**Do this:** Every line must be returned precisely as it is written.

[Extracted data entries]
○ ○ ○ ○ ○

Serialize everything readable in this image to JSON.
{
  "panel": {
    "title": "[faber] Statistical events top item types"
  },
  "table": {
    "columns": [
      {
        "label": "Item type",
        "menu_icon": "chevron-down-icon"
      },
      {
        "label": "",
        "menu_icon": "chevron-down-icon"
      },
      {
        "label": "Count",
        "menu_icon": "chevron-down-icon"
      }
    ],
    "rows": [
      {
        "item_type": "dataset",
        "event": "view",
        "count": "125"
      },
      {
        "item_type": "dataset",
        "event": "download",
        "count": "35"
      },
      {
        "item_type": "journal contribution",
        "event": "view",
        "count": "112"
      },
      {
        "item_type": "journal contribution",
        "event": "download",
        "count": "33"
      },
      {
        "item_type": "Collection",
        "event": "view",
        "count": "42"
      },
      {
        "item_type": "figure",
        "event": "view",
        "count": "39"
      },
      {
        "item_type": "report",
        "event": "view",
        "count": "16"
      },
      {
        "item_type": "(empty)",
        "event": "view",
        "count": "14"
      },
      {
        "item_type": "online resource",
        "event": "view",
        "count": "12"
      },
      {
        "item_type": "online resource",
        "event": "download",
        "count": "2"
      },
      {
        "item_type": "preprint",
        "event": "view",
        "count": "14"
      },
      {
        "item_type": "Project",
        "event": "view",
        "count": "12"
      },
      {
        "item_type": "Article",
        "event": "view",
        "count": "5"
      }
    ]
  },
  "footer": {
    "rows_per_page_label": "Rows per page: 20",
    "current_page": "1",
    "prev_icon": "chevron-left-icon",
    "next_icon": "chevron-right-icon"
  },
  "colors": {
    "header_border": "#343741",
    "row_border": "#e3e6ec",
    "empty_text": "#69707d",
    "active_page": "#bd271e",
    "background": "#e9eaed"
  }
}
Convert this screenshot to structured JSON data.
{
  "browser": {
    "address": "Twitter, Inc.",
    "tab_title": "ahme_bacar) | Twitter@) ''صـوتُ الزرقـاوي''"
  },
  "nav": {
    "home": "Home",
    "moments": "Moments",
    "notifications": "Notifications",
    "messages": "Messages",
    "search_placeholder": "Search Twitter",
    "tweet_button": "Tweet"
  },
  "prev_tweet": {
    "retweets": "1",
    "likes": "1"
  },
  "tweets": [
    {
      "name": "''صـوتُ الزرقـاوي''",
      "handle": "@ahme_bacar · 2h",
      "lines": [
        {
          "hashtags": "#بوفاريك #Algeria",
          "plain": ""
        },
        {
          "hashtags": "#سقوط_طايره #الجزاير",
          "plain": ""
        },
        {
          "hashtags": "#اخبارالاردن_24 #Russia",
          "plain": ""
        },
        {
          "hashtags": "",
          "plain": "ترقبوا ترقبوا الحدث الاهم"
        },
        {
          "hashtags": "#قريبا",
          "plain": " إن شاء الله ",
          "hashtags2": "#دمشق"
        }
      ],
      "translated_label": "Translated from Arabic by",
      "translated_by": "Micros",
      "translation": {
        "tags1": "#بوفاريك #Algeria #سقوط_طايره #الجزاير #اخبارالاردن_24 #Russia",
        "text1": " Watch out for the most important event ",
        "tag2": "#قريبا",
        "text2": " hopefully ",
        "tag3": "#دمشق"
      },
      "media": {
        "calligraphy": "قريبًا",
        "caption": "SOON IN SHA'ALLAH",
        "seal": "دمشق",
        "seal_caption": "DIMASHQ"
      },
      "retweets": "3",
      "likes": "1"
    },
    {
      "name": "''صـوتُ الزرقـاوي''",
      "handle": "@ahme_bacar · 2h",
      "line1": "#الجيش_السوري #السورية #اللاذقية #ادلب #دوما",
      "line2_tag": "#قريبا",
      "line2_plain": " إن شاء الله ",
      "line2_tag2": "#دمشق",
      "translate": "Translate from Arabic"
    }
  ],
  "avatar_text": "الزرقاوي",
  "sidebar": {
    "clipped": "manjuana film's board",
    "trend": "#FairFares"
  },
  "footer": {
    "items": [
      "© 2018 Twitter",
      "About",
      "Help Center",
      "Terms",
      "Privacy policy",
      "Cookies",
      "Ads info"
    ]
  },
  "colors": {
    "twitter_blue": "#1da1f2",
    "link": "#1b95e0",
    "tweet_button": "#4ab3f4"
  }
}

○ ○ ○ ○ ○

**Solved problem:**
Serialize everything readable in this image to JSON.
{
  "panel": {
    "title": "[faber] Statistical events top item types"
  },
  "table": {
    "columns": [
      {
        "label": "Item type",
        "menu_icon": "chevron-down-icon"
      },
      {
        "label": "",
        "menu_icon": "chevron-down-icon"
      },
      {
        "label": "Count",
        "menu_icon": "chevron-down-icon"
      }
    ],
    "rows": [
      {
        "item_type": "dataset",
        "event": "view",
        "count": "125"
      },
      {
        "item_type": "dataset",
        "event": "download",
        "count": "35"
      },
      {
        "item_type": "journal contribution",
        "event": "view",
        "count": "112"
      },
      {
        "item_type": "journal contribution",
        "event": "download",
        "count": "33"
      },
      {
        "item_type": "Collection",
        "event": "view",
        "count": "42"
      },
      {
        "item_type": "figure",
        "event": "view",
        "count": "39"
      },
      {
        "item_type": "report",
        "event": "view",
        "count": "16"
      },
      {
        "item_type": "(empty)",
        "event": "view",
        "count": "14"
      },
      {
        "item_type": "online resource",
        "event": "view",
        "count": "12"
      },
      {
        "item_type": "online resource",
        "event": "download",
        "count": "2"
      },
      {
        "item_type": "preprint",
        "event": "view",
        "count": "14"
      },
      {
        "item_type": "Project",
        "event": "view",
        "count": "12"
      },
      {
        "item_type": "Article",
        "event": "view",
        "count": "5"
      }
    ]
  },
  "footer": {
    "rows_per_page_label": "Rows per page: 20",
    "current_page": "1",
    "prev_icon": "chevron-left-icon",
    "next_icon": "chevron-right-icon"
  },
  "colors": {
    "header_border": "#343741",
    "row_border": "#e3e6ec",
    "empty_text": "#69707d",
    "active_page": "#bd271e",
    "background": "#e9eaed"
  }
}
Convert this screenshot to structured JSON data.
{
  "browser": {
    "address": "Twitter, Inc.",
    "tab_title": "ahme_bacar) | Twitter@) ''صـوتُ الزرقـاوي''"
  },
  "nav": {
    "home": "Home",
    "moments": "Moments",
    "notifications": "Notifications",
    "messages": "Messages",
    "search_placeholder": "Search Twitter",
    "tweet_button": "Tweet"
  },
  "prev_tweet": {
    "retweets": "1",
    "likes": "1"
  },
  "tweets": [
    {
      "name": "''صـوتُ الزرقـاوي''",
      "handle": "@ahme_bacar · 2h",
      "lines": [
        {
          "hashtags": "#بوفاريك #Algeria",
          "plain": ""
        },
        {
          "hashtags": "#سقوط_طايره #الجزاير",
          "plain": ""
        },
        {
          "hashtags": "#اخبارالاردن_24 #Russia",
          "plain": ""
        },
        {
          "hashtags": "",
          "plain": "ترقبوا ترقبوا الحدث الاهم"
        },
        {
          "hashtags": "#قريبا",
          "plain": " إن شاء الله ",
          "hashtags2": "#دمشق"
        }
      ],
      "translated_label": "Translated from Arabic by",
      "translated_by": "Micros",
      "translation": {
        "tags1": "#بوفاريك #Algeria #سقوط_طايره #الجزاير #اخبارالاردن_24 #Russia",
        "text1": " Watch out for the most important event ",
        "tag2": "#قريبا",
        "text2": " hopefully ",
        "tag3": "#دمشق"
      },
      "media": {
        "calligraphy": "قريبًا",
        "caption": "SOON IN SHA'ALLAH",
        "seal": "دمشق",
        "seal_caption": "DIMASHQ"
      },
      "retweets": "3",
      "likes": "1"
    },
    {
      "name": "''صـوتُ الزرقـاوي''",
      "handle": "@ahme_bacar · 2h",
      "line1": "#الجيش_السوري #السورية #اللاذقية #ادلب #دوما",
      "line2_tag": "#قريبا",
      "line2_plain": " إن شاء الله ",
      "line2_tag2": "#دمشق",
      "translate": "Translate from Arabic"
    }
  ],
  "avatar_text": "الزرقاوي",
  "sidebar": {
    "clipped": "manjuana film's board",
    "trend": "#FairFares"
  },
  "footer": {
    "items": [
      "© 2018 Twitter",
      "About",
      "Help Center",
      "Terms",
      "Privacy policy",
      "Cookies",
      "Ads info"
    ]
  },
  "colors": {
    "twitter_blue": "#1da1f2",
    "link": "#1b95e0",
    "tweet_button": "#4ab3f4"
  }
}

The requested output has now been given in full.